Rewrite the lines from the one containing "word-82: compon [689, 522, 702, 567]" through the one containing "word-5: creat [370, 143, 585, 241]", putting "backslash" in place of "slash" and keeping everything else the same.

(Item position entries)
================
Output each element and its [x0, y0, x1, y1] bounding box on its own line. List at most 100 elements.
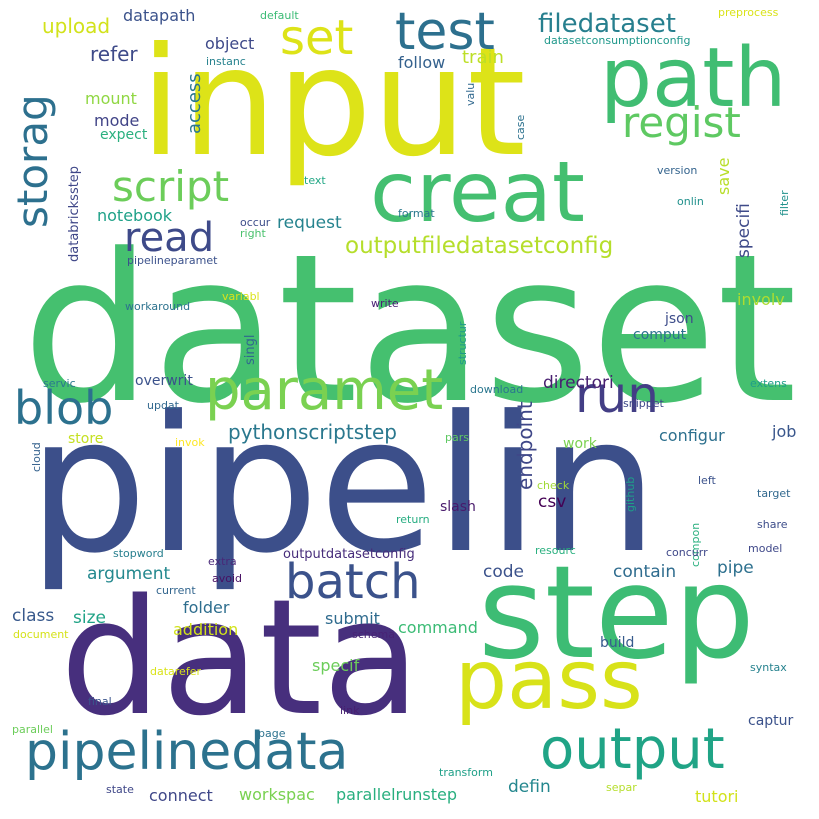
word-82: compon [689, 522, 702, 567]
word-17: regist [622, 98, 741, 147]
word-99: submit [325, 609, 380, 628]
word-80: slash [440, 499, 476, 515]
word-45: filter [778, 190, 791, 216]
word-9: set [280, 10, 354, 66]
word-40: case [514, 114, 527, 140]
word-5: creat [370, 143, 585, 241]
word-44: version [657, 164, 698, 177]
word-64: extens [750, 377, 787, 390]
word-119: separ [606, 781, 637, 794]
word-87: concurr [666, 546, 708, 559]
word-2: input [140, 16, 526, 190]
word-51: pipelineparamet [127, 254, 218, 267]
word-83: share [757, 518, 788, 531]
word-13: batch [285, 554, 421, 610]
word-8: test [395, 2, 495, 62]
word-104: specif [312, 656, 360, 675]
word-43: datasetconsumptionconfig [544, 34, 691, 47]
word-94: contain [613, 562, 677, 582]
word-89: extra [208, 555, 237, 568]
word-79: target [757, 487, 791, 500]
word-30: mount [85, 89, 137, 108]
word-62: directori [543, 373, 614, 393]
word-78: left [698, 474, 716, 487]
word-50: right [240, 227, 266, 240]
word-60: servic [43, 377, 76, 390]
word-46: onlin [677, 195, 704, 208]
word-110: captur [748, 713, 794, 729]
word-16: script [112, 162, 230, 211]
word-37: save [714, 157, 733, 195]
word-114: state [106, 783, 134, 796]
word-115: connect [149, 786, 213, 805]
word-7: pass [455, 633, 643, 728]
word-66: snippet [623, 397, 664, 410]
word-92: current [156, 584, 196, 597]
word-59: comput [633, 327, 687, 343]
word-14: run [575, 366, 659, 424]
word-61: overwrit [135, 373, 193, 389]
word-18: storag [8, 94, 57, 228]
word-39: valu [464, 82, 477, 106]
word-4: step [478, 539, 755, 688]
word-56: structur [456, 321, 469, 365]
word-1: pipelin [28, 376, 659, 595]
word-100: command [398, 618, 478, 637]
word-102: schema [352, 628, 395, 641]
word-28: follow [398, 53, 446, 72]
word-57: involv [737, 290, 785, 309]
word-71: store [68, 431, 104, 447]
word-19: read [124, 215, 215, 261]
word-86: resourc [535, 544, 576, 557]
word-72: invok [175, 436, 205, 449]
word-20: filedataset [538, 9, 676, 39]
word-38: instanc [206, 55, 246, 68]
word-54: write [371, 297, 399, 310]
word-42: preprocess [718, 6, 779, 19]
word-116: workspac [239, 785, 315, 804]
word-117: parallelrunstep [336, 785, 457, 804]
word-34: notebook [97, 206, 173, 225]
word-52: variabl [222, 290, 260, 303]
word-35: request [277, 213, 342, 233]
word-93: code [483, 562, 524, 582]
word-91: avoid [212, 572, 243, 585]
word-53: workaround [125, 300, 191, 313]
word-73: pars [445, 431, 469, 444]
word-95: pipe [717, 558, 754, 578]
word-41: default [260, 9, 299, 22]
word-55: singl [243, 334, 258, 366]
word-120: tutori [695, 787, 739, 806]
word-65: updat [147, 399, 179, 412]
word-27: train [462, 47, 504, 68]
word-33: databricksstep [67, 165, 82, 262]
word-25: refer [90, 42, 138, 66]
word-10: output [540, 717, 725, 782]
word-109: link [340, 704, 360, 717]
word-84: stopword [113, 547, 164, 560]
word-103: addition [173, 620, 239, 639]
word-63: download [470, 383, 524, 396]
word-48: format [398, 207, 435, 220]
word-108: final [88, 695, 112, 708]
word-49: occur [240, 216, 271, 229]
word-58: json [665, 311, 694, 327]
word-68: csv [538, 492, 567, 512]
word-118: defin [508, 777, 551, 797]
word-113: transform [439, 766, 493, 779]
word-107: datarefer [150, 665, 201, 678]
word-105: build [600, 635, 635, 651]
word-70: job [772, 422, 797, 441]
word-67: endpoint [513, 401, 537, 490]
word-24: datapath [123, 6, 196, 25]
word-76: check [537, 479, 570, 492]
word-31: mode [94, 111, 140, 130]
word-36: specifi [734, 203, 754, 258]
word-69: configur [659, 426, 725, 445]
word-111: parallel [12, 723, 53, 736]
word-26: object [205, 34, 255, 53]
word-106: syntax [750, 661, 787, 674]
word-88: model [748, 542, 783, 555]
word-97: size [73, 608, 106, 628]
================
> _Reply to the task_:
word-82: compon [689, 522, 702, 567]
word-17: regist [622, 98, 741, 147]
word-99: submit [325, 609, 380, 628]
word-80: backslash [440, 499, 476, 515]
word-45: filter [778, 190, 791, 216]
word-9: set [280, 10, 354, 66]
word-40: case [514, 114, 527, 140]
word-5: creat [370, 143, 585, 241]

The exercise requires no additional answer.